[The problem]
Pick out each line below containing "Favories".

════════════════

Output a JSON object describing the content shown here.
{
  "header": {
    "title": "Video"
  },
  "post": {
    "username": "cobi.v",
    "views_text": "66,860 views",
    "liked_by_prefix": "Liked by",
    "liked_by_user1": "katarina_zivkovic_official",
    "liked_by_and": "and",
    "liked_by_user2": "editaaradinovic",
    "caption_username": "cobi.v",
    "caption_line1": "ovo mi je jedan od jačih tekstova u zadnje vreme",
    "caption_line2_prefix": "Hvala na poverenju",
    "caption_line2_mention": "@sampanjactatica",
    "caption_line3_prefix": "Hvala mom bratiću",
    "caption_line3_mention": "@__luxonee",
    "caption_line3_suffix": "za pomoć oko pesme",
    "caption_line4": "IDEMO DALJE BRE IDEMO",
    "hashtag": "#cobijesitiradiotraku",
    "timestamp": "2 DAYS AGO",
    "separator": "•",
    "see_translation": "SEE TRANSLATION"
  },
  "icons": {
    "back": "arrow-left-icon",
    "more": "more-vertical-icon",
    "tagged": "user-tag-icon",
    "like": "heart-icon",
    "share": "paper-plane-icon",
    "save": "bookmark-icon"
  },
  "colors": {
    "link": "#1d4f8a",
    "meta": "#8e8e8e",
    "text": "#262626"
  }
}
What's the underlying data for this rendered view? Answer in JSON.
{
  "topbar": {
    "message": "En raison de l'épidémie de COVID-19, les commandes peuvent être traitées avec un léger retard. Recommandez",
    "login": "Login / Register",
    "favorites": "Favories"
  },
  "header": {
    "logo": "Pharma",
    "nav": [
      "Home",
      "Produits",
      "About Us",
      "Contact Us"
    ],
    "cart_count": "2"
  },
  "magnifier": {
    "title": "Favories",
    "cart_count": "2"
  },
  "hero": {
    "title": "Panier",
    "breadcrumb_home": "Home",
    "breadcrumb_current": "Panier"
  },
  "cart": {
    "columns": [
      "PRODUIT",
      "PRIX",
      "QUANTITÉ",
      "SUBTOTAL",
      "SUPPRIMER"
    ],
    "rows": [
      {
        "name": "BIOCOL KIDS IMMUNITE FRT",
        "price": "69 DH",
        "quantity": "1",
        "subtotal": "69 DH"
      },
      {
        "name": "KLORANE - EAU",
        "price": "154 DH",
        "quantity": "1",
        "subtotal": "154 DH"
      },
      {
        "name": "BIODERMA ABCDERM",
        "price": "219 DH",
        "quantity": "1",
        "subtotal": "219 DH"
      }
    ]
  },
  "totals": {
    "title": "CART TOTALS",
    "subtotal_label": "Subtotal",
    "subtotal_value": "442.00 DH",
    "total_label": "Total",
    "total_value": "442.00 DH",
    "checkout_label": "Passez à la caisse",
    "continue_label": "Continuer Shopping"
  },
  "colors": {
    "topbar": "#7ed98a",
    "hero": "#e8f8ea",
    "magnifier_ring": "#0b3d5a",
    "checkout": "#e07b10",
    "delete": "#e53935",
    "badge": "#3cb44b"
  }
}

════════════════

[Response below]
    "favorites": "Favories"
    "title": "Favories",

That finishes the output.